Your task
Type out every line below exactly as it reads.

--- BEGIN ---

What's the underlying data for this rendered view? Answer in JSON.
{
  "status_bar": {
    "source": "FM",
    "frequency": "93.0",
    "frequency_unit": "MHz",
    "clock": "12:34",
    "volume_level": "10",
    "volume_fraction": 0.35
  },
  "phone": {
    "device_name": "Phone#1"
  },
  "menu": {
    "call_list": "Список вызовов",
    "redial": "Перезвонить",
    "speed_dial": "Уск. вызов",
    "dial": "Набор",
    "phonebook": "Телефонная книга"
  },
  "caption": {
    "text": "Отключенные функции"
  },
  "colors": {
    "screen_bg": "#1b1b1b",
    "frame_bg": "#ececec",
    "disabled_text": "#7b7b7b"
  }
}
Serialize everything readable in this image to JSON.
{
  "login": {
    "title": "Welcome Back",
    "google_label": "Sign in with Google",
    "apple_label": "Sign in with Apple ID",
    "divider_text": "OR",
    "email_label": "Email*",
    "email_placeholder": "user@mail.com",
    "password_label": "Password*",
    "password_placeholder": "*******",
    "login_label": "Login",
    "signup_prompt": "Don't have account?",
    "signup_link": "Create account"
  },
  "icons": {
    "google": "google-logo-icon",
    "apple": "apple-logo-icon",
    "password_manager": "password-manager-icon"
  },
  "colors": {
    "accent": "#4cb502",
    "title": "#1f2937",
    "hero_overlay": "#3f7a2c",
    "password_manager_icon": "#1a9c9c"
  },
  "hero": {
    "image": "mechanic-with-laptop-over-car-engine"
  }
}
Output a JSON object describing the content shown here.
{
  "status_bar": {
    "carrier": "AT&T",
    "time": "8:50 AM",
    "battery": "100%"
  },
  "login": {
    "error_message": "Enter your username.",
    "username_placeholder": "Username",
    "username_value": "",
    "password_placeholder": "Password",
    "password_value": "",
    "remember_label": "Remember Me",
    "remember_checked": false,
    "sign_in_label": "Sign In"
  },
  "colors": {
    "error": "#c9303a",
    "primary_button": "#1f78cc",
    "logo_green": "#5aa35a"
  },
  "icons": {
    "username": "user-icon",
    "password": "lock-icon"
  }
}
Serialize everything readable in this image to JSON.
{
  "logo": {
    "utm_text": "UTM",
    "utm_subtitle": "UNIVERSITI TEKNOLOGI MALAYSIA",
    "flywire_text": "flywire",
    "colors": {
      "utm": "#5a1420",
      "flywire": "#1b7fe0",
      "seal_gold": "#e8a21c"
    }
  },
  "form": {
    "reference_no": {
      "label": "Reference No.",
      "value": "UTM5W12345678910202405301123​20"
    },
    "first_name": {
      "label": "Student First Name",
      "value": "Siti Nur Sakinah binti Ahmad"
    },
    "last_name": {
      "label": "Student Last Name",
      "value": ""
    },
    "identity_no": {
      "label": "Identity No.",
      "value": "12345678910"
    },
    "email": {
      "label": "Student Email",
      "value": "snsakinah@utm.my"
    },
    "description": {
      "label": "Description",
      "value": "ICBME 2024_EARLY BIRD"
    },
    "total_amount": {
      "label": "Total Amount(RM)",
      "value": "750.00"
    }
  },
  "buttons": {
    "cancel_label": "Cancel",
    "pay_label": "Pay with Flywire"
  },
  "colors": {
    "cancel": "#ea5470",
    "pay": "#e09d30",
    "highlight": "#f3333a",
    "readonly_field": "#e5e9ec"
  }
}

--- END ---

Answer to the task
What's the underlying data for this rendered view? Answer in JSON.
{
  "status_bar": {
    "source": "FM",
    "frequency": "93.0",
    "frequency_unit": "MHz",
    "clock": "12:34",
    "volume_level": "10",
    "volume_fraction": 0.35
  },
  "phone": {
    "device_name": "Phone#1"
  },
  "menu": {
    "call_list": "Список вызовов",
    "redial": "Перезвонить",
    "speed_dial": "Уск. вызов",
    "dial": "Набор",
    "phonebook": "Телефонная книга"
  },
  "caption": {
    "text": "Отключенные функции"
  },
  "colors": {
    "screen_bg": "#1b1b1b",
    "frame_bg": "#ececec",
    "disabled_text": "#7b7b7b"
  }
}
Serialize everything readable in this image to JSON.
{
  "login": {
    "title": "Welcome Back",
    "google_label": "Sign in with Google",
    "apple_label": "Sign in with Apple ID",
    "divider_text": "OR",
    "email_label": "Email*",
    "email_placeholder": "user@mail.com",
    "password_label": "Password*",
    "password_placeholder": "*******",
    "login_label": "Login",
    "signup_prompt": "Don't have account?",
    "signup_link": "Create account"
  },
  "icons": {
    "google": "google-logo-icon",
    "apple": "apple-logo-icon",
    "password_manager": "password-manager-icon"
  },
  "colors": {
    "accent": "#4cb502",
    "title": "#1f2937",
    "hero_overlay": "#3f7a2c",
    "password_manager_icon": "#1a9c9c"
  },
  "hero": {
    "image": "mechanic-with-laptop-over-car-engine"
  }
}
Output a JSON object describing the content shown here.
{
  "status_bar": {
    "carrier": "AT&T",
    "time": "8:50 AM",
    "battery": "100%"
  },
  "login": {
    "error_message": "Enter your username.",
    "username_placeholder": "Username",
    "username_value": "",
    "password_placeholder": "Password",
    "password_value": "",
    "remember_label": "Remember Me",
    "remember_checked": false,
    "sign_in_label": "Sign In"
  },
  "colors": {
    "error": "#c9303a",
    "primary_button": "#1f78cc",
    "logo_green": "#5aa35a"
  },
  "icons": {
    "username": "user-icon",
    "password": "lock-icon"
  }
}
Serialize everything readable in this image to JSON.
{
  "logo": {
    "utm_text": "UTM",
    "utm_subtitle": "UNIVERSITI TEKNOLOGI MALAYSIA",
    "flywire_text": "flywire",
    "colors": {
      "utm": "#5a1420",
      "flywire": "#1b7fe0",
      "seal_gold": "#e8a21c"
    }
  },
  "form": {
    "reference_no": {
      "label": "Reference No.",
      "value": "UTM5W12345678910202405301123​20"
    },
    "first_name": {
      "label": "Student First Name",
      "value": "Siti Nur Sakinah binti Ahmad"
    },
    "last_name": {
      "label": "Student Last Name",
      "value": ""
    },
    "identity_no": {
      "label": "Identity No.",
      "value": "12345678910"
    },
    "email": {
      "label": "Student Email",
      "value": "snsakinah@utm.my"
    },
    "description": {
      "label": "Description",
      "value": "ICBME 2024_EARLY BIRD"
    },
    "total_amount": {
      "label": "Total Amount(RM)",
      "value": "750.00"
    }
  },
  "buttons": {
    "cancel_label": "Cancel",
    "pay_label": "Pay with Flywire"
  },
  "colors": {
    "cancel": "#ea5470",
    "pay": "#e09d30",
    "highlight": "#f3333a",
    "readonly_field": "#e5e9ec"
  }
}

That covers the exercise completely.